▶ DIRECTIONS: Go through the data and count the lines holding the string "Cinq". Write only the number.

[Stored dataset items]
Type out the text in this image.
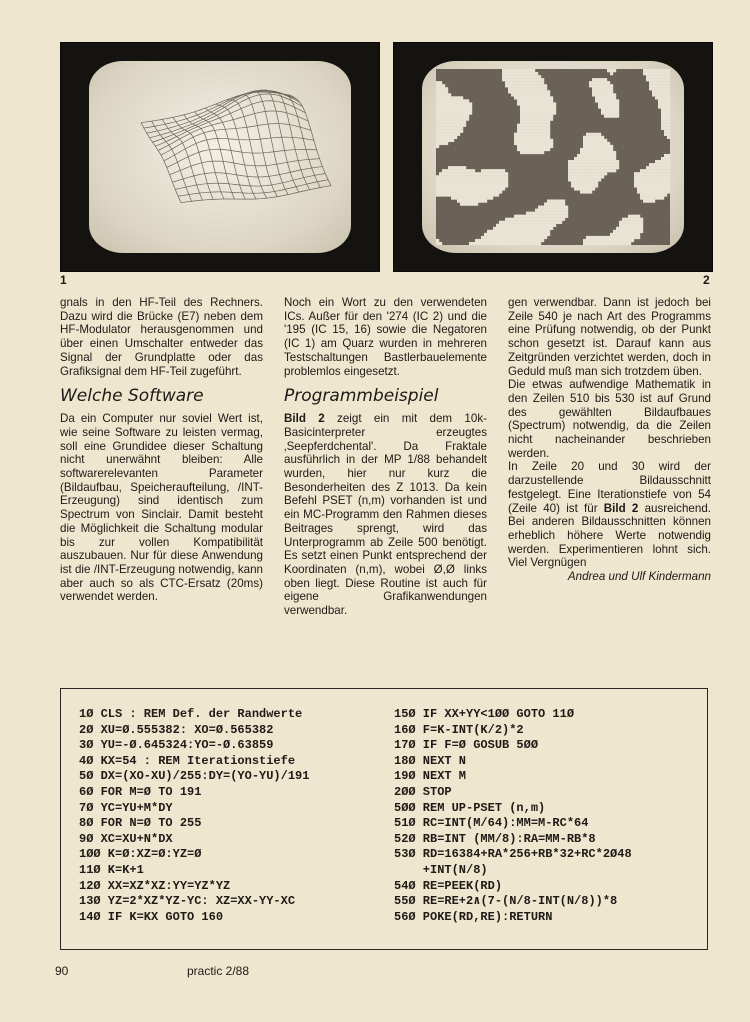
1	2

gnals in den HF-Teil des Rechners. Dazu wird die Brücke (E7) neben dem HF-Modulator herausgenommen und über einen Umschalter entweder das Signal der Grundplatte oder das Grafiksignal dem HF-Teil zugeführt.

Welche Software

Da ein Computer nur soviel Wert ist, wie seine Software zu leisten vermag, soll eine Grundidee dieser Schaltung nicht unerwähnt bleiben: Alle softwarerelevanten Parameter (Bildaufbau, Speicheraufteilung, /INT-Erzeugung) sind identisch zum Spectrum von Sinclair. Damit besteht die Möglichkeit die Schaltung modular bis zur vollen Kompatibilität auszubauen. Nur für diese Anwendung ist die /INT-Erzeugung notwendig, kann aber auch so als CTC-Ersatz (20ms) verwendet werden.

Noch ein Wort zu den verwendeten ICs. Außer für den '274 (IC 2) und die '195 (IC 15, 16) sowie die Negatoren (IC 1) am Quarz wurden in mehreren Testschaltungen Bastlerbauelemente problemlos eingesetzt.

Programmbeispiel

Bild 2 zeigt ein mit dem 10k-Basicinterpreter erzeugtes ‚Seepferdchental'. Da Fraktale ausführlich in der MP 1/88 behandelt wurden, hier nur kurz die Besonderheiten des Z 1013. Da kein Befehl PSET (n,m) vorhanden ist und ein MC-Programm den Rahmen dieses Beitrages sprengt, wird das Unterprogramm ab Zeile 500 benötigt. Es setzt einen Punkt entsprechend der Koordinaten (n,m), wobei Ø,Ø links oben liegt. Diese Routine ist auch für eigene Grafikanwendungen verwendbar.

gen verwendbar. Dann ist jedoch bei Zeile 540 je nach Art des Programms eine Prüfung notwendig, ob der Punkt schon gesetzt ist. Darauf kann aus Zeitgründen verzichtet werden, doch in Geduld muß man sich trotzdem üben.

Die etwas aufwendige Mathematik in den Zeilen 510 bis 530 ist auf Grund des gewählten Bildaufbaues (Spectrum) notwendig, da die Zeilen nicht nacheinander beschrieben werden.

In Zeile 20 und 30 wird der darzustellende Bildausschnitt festgelegt. Eine Iterationstiefe von 54 (Zeile 40) ist für Bild 2 ausreichend. Bei anderen Bildausschnitten können erheblich höhere Werte notwendig werden. Experimentieren lohnt sich. Viel Vergnügen

Andrea und Ulf Kindermann

1Ø CLS : REM Def. der Randwerte
2Ø XU=Ø.555382: XO=Ø.565382
3Ø YU=-Ø.645324:YO=-Ø.63859
4Ø KX=54 : REM Iterationstiefe
5Ø DX=(XO-XU)/255:DY=(YO-YU)/191
6Ø FOR M=Ø TO 191
7Ø YC=YU+M*DY
8Ø FOR N=Ø TO 255
9Ø XC=XU+N*DX
1ØØ K=Ø:XZ=Ø:YZ=Ø
11Ø K=K+1
12Ø XX=XZ*XZ:YY=YZ*YZ
13Ø YZ=2*XZ*YZ-YC: XZ=XX-YY-XC
14Ø IF K=KX GOTO 160
15Ø IF XX+YY<1ØØ GOTO 11Ø
16Ø F=K-INT(K/2)*2
17Ø IF F=Ø GOSUB 5ØØ
18Ø NEXT N
19Ø NEXT M
2ØØ STOP
5ØØ REM UP-PSET (n,m)
51Ø RC=INT(M/64):MM=M-RC*64
52Ø RB=INT (MM/8):RA=MM-RB*8
53Ø RD=16384+RA*256+RB*32+RC*2Ø48
+INT(N/8)
54Ø RE=PEEK(RD)
55Ø RE=RE+2∧(7-(N/8-INT(N/8))*8
56Ø POKE(RD,RE):RETURN
90	practic 2/88
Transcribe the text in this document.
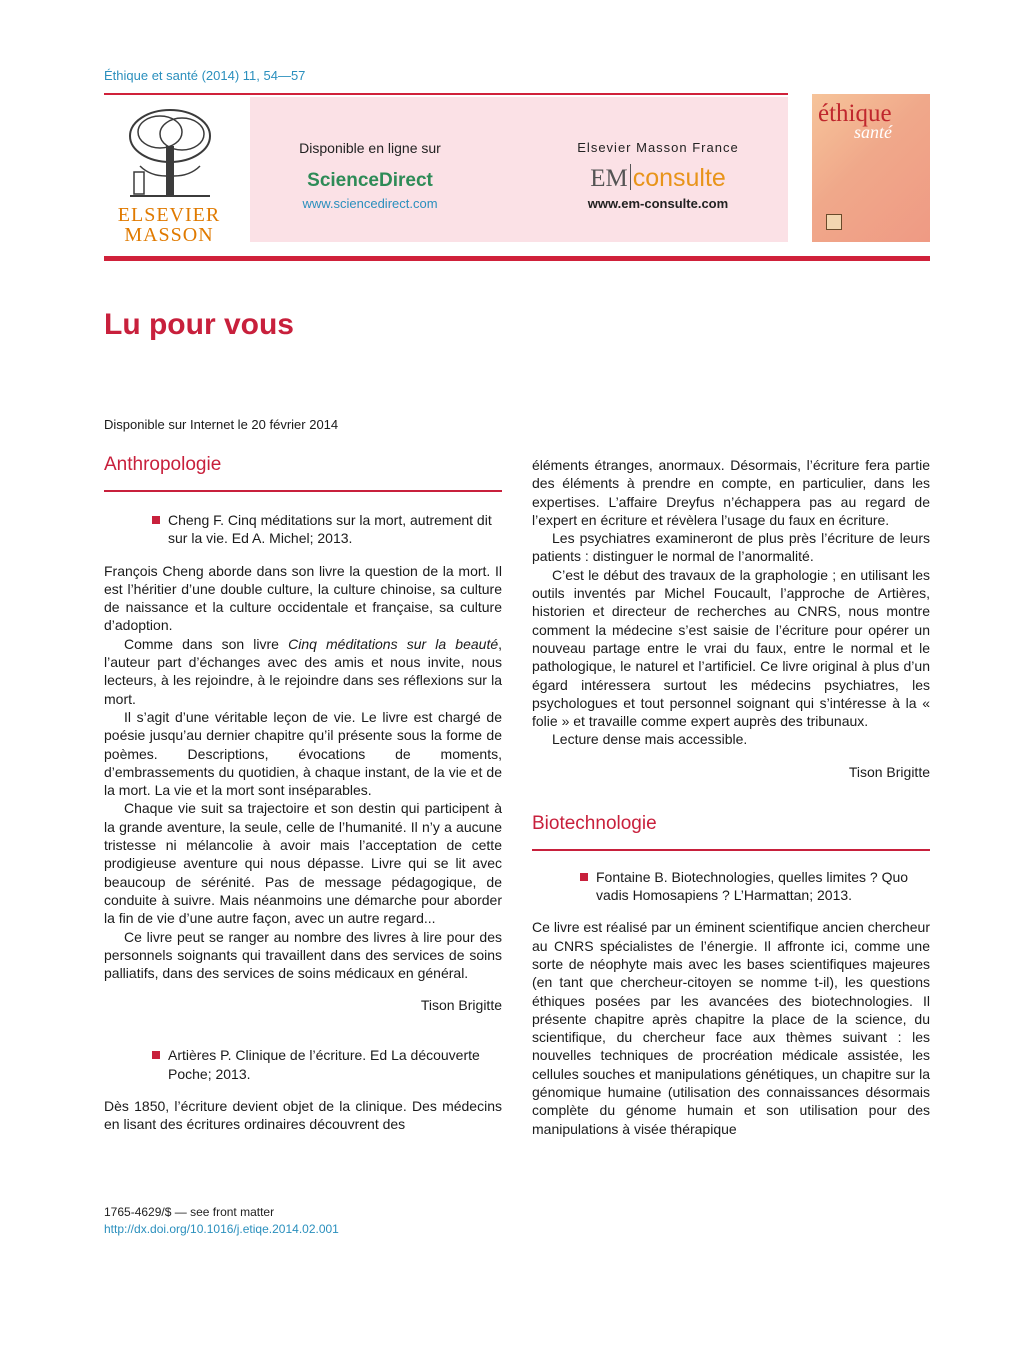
Éthique et santé (2014) 11, 54—57
ELSEVIER
MASSON
Disponible en ligne sur
ScienceDirect
www.sciencedirect.com
Elsevier Masson France
EM consulte
www.em-consulte.com
éthique
santé
Lu pour vous
Disponible sur Internet le 20 février 2014
Anthropologie
Cheng F. Cinq méditations sur la mort, autrement dit sur la vie. Ed A. Michel; 2013.

François Cheng aborde dans son livre la question de la mort. Il est l’héritier d’une double culture, la culture chinoise, sa culture de naissance et la culture occidentale et française, sa culture d’adoption.

Comme dans son livre Cinq méditations sur la beauté, l’auteur part d’échanges avec des amis et nous invite, nous lecteurs, à les rejoindre, à le rejoindre dans ses réflexions sur la mort.

Il s’agit d’une véritable leçon de vie. Le livre est chargé de poésie jusqu’au dernier chapitre qu’il présente sous la forme de poèmes. Descriptions, évocations de moments, d’embrassements du quotidien, à chaque instant, de la vie et de la mort. La vie et la mort sont inséparables.

Chaque vie suit sa trajectoire et son destin qui participent à la grande aventure, la seule, celle de l’humanité. Il n’y a aucune tristesse ni mélancolie à avoir mais l’acceptation de cette prodigieuse aventure qui nous dépasse. Livre qui se lit avec beaucoup de sérénité. Pas de message pédagogique, de conduite à suivre. Mais néanmoins une démarche pour aborder la fin de vie d’une autre façon, avec un autre regard...

Ce livre peut se ranger au nombre des livres à lire pour des personnels soignants qui travaillent dans des services de soins palliatifs, dans des services de soins médicaux en général.

Tison Brigitte
Artières P. Clinique de l’écriture. Ed La découverte Poche; 2013.

Dès 1850, l’écriture devient objet de la clinique. Des médecins en lisant des écritures ordinaires découvrent des

éléments étranges, anormaux. Désormais, l’écriture fera partie des éléments à prendre en compte, en particulier, dans les expertises. L’affaire Dreyfus n’échappera pas au regard de l’expert en écriture et révèlera l’usage du faux en écriture.

Les psychiatres examineront de plus près l’écriture de leurs patients : distinguer le normal de l’anormalité.

C’est le début des travaux de la graphologie ; en utilisant les outils inventés par Michel Foucault, l’approche de Artières, historien et directeur de recherches au CNRS, nous montre comment la médecine s’est saisie de l’écriture pour opérer un nouveau partage entre le vrai du faux, entre le normal et le pathologique, le naturel et l’artificiel. Ce livre original à plus d’un égard intéressera surtout les médecins psychiatres, les psychologues et tout personnel soignant qui s’intéresse à la « folie » et travaille comme expert auprès des tribunaux.

Lecture dense mais accessible.

Tison Brigitte
Biotechnologie
Fontaine B. Biotechnologies, quelles limites ? Quo vadis Homosapiens ? L’Harmattan; 2013.

Ce livre est réalisé par un éminent scientifique ancien chercheur au CNRS spécialistes de l’énergie. Il affronte ici, comme une sorte de néophyte mais avec les bases scientifiques majeures (en tant que chercheur-citoyen se nomme t-il), les questions éthiques posées par les avancées des biotechnologies. Il présente chapitre après chapitre la place de la science, du scientifique, du chercheur face aux thèmes suivant : les nouvelles techniques de procréation médicale assistée, les cellules souches et manipulations génétiques, un chapitre sur la génomique humaine (utilisation des connaissances désormais complète du génome humain et son utilisation pour des manipulations à visée thérapique

1765-4629/$ — see front matter
http://dx.doi.org/10.1016/j.etiqe.2014.02.001
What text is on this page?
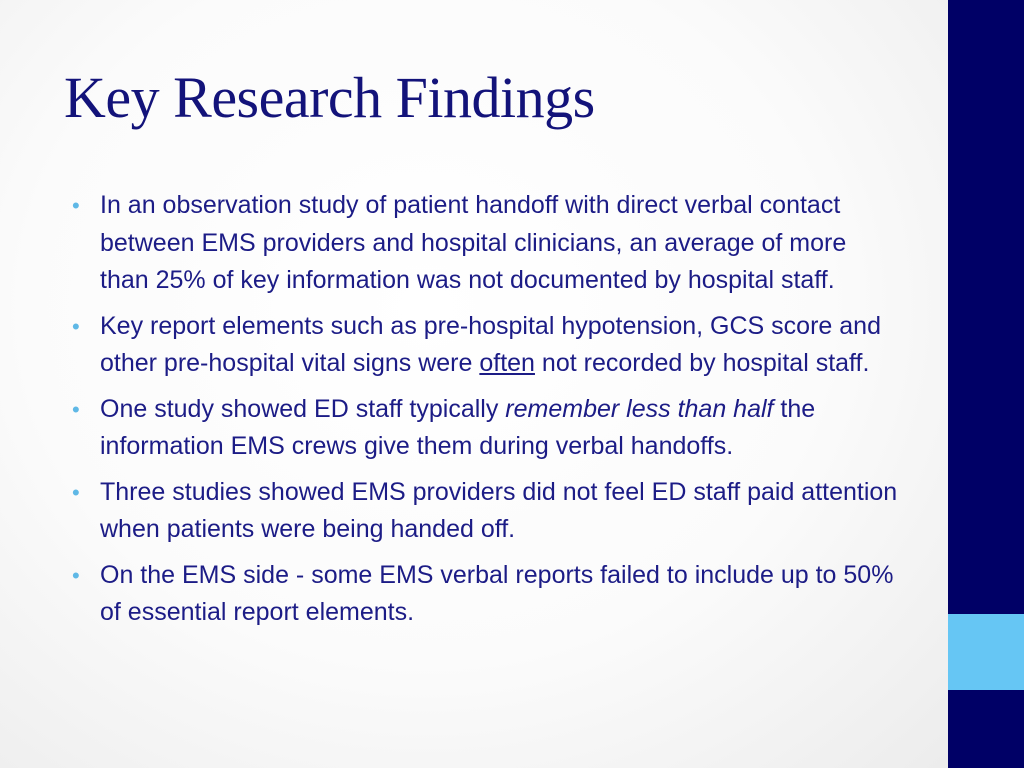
Key Research Findings
• In an observation study of patient handoff with direct verbal contact between EMS providers and hospital clinicians, an average of more than 25% of key information was not documented by hospital staff.
• Key report elements such as pre-hospital hypotension, GCS score and other pre-hospital vital signs were often not recorded by hospital staff.
• One study showed ED staff typically remember less than half the information EMS crews give them during verbal handoffs.
• Three studies showed EMS providers did not feel ED staff paid attention when patients were being handed off.
• On the EMS side - some EMS verbal reports failed to include up to 50% of essential report elements.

▶ EXERCISE RESULT: 2